REQUEST
Below are the records; collect from them each line containing the string "biosurfactants".

MATERIAL FOR THIS EXERCISE
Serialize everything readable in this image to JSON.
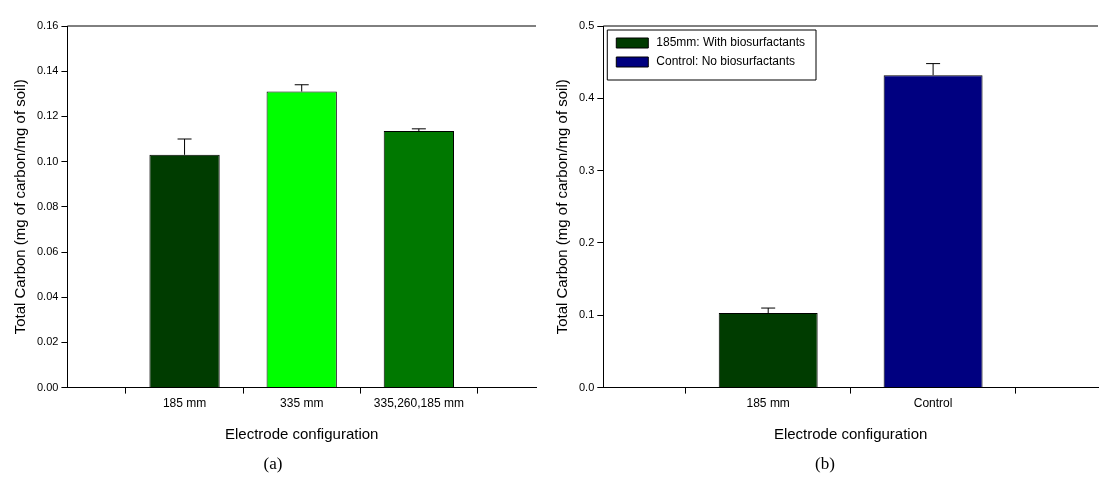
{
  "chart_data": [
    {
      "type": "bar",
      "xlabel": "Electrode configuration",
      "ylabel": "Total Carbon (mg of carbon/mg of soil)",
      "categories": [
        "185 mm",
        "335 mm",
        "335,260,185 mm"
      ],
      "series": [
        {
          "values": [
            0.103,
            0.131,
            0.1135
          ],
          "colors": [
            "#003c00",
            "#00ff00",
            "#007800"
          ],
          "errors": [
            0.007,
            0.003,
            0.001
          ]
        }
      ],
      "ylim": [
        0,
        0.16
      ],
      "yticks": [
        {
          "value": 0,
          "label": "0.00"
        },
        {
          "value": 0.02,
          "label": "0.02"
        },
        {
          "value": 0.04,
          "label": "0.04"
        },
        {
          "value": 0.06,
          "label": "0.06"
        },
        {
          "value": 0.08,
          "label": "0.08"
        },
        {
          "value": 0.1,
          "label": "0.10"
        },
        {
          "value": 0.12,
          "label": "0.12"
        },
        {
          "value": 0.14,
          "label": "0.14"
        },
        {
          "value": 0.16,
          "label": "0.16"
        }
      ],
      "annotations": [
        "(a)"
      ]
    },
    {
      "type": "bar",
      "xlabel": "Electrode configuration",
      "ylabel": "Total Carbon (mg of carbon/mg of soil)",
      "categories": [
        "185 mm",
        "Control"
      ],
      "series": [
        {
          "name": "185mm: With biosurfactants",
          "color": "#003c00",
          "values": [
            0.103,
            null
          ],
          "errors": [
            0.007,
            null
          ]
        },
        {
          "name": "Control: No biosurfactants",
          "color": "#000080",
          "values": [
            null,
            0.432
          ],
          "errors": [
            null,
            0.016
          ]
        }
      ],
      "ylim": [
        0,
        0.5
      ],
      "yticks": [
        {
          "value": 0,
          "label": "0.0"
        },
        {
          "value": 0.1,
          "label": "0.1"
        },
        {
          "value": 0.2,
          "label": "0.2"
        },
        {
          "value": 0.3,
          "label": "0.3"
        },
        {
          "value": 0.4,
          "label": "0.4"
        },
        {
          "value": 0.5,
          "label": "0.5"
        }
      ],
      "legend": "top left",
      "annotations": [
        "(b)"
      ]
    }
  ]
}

TASK SOLUTION
          "name": "185mm: With biosurfactants",
          "name": "Control: No biosurfactants",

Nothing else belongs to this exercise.